What you will do:
Identify each line in the records below that contains the word "index", and copy it.

>> begin Material to process

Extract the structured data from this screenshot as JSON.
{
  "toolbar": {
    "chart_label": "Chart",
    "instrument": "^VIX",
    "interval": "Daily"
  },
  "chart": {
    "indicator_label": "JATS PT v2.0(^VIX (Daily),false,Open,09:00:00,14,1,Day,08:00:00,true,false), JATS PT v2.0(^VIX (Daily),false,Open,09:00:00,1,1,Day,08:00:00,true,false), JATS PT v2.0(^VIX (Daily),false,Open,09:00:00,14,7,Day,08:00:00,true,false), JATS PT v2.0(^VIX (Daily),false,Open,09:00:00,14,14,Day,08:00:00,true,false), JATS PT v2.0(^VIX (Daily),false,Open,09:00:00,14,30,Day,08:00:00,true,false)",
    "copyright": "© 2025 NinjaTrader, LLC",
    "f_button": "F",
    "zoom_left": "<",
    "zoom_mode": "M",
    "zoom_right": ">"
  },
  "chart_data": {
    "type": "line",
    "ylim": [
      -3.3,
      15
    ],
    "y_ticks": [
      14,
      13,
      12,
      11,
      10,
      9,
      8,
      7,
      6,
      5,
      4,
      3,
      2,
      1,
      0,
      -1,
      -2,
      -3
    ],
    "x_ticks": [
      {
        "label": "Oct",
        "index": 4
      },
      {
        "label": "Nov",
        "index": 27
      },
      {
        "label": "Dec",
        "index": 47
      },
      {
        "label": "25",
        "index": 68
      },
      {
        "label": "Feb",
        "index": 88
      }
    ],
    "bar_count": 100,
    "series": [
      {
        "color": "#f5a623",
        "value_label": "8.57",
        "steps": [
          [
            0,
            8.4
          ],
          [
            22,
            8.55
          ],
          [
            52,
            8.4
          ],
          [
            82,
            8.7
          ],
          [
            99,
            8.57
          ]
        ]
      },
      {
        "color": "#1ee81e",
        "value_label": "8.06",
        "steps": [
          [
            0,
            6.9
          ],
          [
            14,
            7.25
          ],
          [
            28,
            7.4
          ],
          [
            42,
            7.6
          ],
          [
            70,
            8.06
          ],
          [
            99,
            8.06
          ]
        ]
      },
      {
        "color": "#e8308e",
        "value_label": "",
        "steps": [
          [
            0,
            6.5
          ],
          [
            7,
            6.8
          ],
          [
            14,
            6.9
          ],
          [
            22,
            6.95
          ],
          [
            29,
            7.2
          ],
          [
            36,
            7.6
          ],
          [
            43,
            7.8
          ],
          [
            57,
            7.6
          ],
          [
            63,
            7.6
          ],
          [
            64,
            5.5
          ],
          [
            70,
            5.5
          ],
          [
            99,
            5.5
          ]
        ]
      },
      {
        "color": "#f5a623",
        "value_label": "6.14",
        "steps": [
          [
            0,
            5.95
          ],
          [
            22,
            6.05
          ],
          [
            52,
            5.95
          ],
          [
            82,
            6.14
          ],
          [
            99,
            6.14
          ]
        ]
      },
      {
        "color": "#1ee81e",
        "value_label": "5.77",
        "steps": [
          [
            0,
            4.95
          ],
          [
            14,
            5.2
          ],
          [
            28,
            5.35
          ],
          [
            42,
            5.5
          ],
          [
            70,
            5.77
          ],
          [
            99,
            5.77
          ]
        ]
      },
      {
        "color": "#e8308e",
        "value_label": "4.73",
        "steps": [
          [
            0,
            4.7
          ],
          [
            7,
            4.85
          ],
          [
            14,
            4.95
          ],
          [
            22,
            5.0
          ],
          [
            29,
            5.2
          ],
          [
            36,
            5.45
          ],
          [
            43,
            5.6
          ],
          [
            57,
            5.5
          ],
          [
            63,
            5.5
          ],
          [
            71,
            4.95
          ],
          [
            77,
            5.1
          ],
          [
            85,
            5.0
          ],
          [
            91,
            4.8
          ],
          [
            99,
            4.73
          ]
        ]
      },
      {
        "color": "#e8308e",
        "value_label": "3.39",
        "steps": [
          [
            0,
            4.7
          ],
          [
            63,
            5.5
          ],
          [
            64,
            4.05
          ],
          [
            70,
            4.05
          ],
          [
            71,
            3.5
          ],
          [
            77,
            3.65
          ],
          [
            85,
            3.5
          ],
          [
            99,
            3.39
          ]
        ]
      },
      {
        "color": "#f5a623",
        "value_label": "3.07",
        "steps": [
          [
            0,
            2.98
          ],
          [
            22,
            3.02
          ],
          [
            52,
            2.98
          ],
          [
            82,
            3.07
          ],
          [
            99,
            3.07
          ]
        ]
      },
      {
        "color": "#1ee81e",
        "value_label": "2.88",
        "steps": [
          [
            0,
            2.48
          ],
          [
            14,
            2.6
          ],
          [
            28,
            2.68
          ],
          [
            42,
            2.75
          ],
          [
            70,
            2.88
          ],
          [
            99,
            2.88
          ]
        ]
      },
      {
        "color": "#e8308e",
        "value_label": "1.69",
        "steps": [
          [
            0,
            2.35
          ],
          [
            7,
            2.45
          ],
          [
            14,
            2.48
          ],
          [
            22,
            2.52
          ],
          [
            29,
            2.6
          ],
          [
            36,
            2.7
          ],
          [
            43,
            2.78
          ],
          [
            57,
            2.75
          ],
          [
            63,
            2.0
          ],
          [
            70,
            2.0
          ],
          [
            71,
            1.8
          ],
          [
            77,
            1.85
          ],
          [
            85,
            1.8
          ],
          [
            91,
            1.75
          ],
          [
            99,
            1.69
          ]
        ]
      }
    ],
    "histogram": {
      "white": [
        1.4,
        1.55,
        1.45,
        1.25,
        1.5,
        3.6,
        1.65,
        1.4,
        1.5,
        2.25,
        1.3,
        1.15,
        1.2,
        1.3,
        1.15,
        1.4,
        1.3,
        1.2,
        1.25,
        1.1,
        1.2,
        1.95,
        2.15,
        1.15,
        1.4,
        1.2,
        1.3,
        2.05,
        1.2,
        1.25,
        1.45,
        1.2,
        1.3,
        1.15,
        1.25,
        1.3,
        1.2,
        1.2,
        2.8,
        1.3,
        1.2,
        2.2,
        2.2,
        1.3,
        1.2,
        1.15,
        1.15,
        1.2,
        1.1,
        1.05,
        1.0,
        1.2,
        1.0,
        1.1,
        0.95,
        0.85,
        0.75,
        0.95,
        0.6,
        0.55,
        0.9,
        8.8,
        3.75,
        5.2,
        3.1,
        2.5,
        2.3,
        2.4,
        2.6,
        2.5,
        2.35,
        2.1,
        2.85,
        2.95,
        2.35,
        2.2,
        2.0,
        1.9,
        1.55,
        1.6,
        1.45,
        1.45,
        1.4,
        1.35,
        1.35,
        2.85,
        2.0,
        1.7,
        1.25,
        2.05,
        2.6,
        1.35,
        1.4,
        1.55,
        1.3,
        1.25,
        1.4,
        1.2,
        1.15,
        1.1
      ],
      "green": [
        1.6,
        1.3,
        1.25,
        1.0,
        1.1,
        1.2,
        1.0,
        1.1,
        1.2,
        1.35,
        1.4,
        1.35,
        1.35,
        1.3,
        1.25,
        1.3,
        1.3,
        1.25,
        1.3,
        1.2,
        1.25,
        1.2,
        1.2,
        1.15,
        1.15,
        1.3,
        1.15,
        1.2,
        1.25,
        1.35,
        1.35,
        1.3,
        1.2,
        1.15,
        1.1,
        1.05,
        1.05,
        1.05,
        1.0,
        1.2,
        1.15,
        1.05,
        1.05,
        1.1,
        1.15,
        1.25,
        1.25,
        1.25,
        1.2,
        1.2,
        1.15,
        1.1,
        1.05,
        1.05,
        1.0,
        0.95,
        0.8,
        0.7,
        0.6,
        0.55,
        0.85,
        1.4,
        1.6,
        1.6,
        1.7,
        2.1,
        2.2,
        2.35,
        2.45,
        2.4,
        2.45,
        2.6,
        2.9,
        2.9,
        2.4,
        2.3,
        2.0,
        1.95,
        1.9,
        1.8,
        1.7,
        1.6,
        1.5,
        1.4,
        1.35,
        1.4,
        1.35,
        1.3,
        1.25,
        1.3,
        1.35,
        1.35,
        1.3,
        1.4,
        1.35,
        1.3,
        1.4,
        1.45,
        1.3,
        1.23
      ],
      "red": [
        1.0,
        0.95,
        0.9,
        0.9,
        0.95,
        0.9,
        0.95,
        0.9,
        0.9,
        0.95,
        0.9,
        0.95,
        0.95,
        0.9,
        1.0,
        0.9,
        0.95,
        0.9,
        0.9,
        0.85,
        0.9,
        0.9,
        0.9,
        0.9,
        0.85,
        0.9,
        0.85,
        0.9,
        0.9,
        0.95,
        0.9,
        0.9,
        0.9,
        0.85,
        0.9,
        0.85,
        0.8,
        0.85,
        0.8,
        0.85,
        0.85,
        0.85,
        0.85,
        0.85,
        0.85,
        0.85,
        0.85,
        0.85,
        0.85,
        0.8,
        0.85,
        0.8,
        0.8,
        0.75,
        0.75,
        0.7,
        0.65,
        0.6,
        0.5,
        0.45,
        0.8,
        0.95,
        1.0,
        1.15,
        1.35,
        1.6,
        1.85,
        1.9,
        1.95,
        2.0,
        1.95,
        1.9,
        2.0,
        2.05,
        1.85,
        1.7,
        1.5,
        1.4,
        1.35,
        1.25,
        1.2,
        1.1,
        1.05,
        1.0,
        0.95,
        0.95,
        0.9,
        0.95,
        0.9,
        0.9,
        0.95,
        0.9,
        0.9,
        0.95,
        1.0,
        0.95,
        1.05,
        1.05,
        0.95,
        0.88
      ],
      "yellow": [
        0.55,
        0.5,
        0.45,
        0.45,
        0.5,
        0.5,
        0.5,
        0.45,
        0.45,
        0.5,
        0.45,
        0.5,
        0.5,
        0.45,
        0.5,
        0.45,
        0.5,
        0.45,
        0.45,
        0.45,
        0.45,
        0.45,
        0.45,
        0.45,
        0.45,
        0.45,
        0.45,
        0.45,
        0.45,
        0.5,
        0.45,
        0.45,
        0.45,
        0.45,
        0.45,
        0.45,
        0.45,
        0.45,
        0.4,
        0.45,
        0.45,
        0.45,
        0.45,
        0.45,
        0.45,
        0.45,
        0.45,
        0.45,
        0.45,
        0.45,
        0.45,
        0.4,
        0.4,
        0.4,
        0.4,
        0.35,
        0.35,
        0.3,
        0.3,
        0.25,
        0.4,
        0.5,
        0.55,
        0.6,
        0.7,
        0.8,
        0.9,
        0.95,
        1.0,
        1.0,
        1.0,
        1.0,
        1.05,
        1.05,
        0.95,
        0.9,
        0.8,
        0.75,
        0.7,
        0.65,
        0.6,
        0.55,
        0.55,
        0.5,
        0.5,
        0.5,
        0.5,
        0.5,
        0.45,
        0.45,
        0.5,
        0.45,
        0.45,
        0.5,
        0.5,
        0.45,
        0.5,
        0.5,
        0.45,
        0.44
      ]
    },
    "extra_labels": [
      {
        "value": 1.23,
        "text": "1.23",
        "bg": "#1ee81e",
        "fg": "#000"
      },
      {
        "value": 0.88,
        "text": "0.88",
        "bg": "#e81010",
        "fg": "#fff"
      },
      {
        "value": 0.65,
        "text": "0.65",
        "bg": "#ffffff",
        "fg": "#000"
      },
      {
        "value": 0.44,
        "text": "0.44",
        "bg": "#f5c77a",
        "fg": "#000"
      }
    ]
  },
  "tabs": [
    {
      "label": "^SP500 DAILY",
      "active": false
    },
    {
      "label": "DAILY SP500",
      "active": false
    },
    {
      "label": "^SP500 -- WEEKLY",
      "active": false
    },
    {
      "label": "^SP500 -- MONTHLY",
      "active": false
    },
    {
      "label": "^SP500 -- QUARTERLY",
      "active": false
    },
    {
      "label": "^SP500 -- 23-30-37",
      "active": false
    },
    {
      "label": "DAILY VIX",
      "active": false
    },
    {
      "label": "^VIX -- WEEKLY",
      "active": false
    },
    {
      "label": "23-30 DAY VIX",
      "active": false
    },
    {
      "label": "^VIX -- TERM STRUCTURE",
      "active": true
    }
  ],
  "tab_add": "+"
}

>> end Material to process

In response:
        "index": 4
        "index": 27
        "index": 47
        "index": 68
        "index": 88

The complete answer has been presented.